• **Short problem**
Extract the listing in its entirety, keeping each line identical to the original.

• **Data entries**

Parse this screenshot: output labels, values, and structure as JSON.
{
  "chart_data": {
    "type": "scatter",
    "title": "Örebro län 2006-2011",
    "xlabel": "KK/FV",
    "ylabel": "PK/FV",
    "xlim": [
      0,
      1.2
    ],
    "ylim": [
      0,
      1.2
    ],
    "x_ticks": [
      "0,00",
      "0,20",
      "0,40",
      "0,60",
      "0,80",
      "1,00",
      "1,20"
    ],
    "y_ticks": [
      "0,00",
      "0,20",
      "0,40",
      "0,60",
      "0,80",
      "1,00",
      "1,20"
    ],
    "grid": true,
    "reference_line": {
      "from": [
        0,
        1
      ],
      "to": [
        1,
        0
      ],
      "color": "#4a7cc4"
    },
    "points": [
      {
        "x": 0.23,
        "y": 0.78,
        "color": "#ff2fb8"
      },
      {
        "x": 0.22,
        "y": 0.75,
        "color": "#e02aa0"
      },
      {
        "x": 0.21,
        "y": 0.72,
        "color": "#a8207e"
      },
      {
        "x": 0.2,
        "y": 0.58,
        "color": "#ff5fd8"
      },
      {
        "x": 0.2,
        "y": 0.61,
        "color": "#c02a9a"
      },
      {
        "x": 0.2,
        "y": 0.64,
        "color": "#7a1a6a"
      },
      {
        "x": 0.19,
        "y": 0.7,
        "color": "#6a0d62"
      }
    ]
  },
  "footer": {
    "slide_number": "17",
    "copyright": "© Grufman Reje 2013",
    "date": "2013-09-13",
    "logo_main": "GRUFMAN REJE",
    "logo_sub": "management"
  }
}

• **Solution for this task**
Parse this screenshot: output labels, values, and structure as JSON.
{
  "chart_data": {
    "type": "scatter",
    "title": "Örebro län 2006-2011",
    "xlabel": "KK/FV",
    "ylabel": "PK/FV",
    "xlim": [
      0,
      1.2
    ],
    "ylim": [
      0,
      1.2
    ],
    "x_ticks": [
      "0,00",
      "0,20",
      "0,40",
      "0,60",
      "0,80",
      "1,00",
      "1,20"
    ],
    "y_ticks": [
      "0,00",
      "0,20",
      "0,40",
      "0,60",
      "0,80",
      "1,00",
      "1,20"
    ],
    "grid": true,
    "reference_line": {
      "from": [
        0,
        1
      ],
      "to": [
        1,
        0
      ],
      "color": "#4a7cc4"
    },
    "points": [
      {
        "x": 0.23,
        "y": 0.78,
        "color": "#ff2fb8"
      },
      {
        "x": 0.22,
        "y": 0.75,
        "color": "#e02aa0"
      },
      {
        "x": 0.21,
        "y": 0.72,
        "color": "#a8207e"
      },
      {
        "x": 0.2,
        "y": 0.58,
        "color": "#ff5fd8"
      },
      {
        "x": 0.2,
        "y": 0.61,
        "color": "#c02a9a"
      },
      {
        "x": 0.2,
        "y": 0.64,
        "color": "#7a1a6a"
      },
      {
        "x": 0.19,
        "y": 0.7,
        "color": "#6a0d62"
      }
    ]
  },
  "footer": {
    "slide_number": "17",
    "copyright": "© Grufman Reje 2013",
    "date": "2013-09-13",
    "logo_main": "GRUFMAN REJE",
    "logo_sub": "management"
  }
}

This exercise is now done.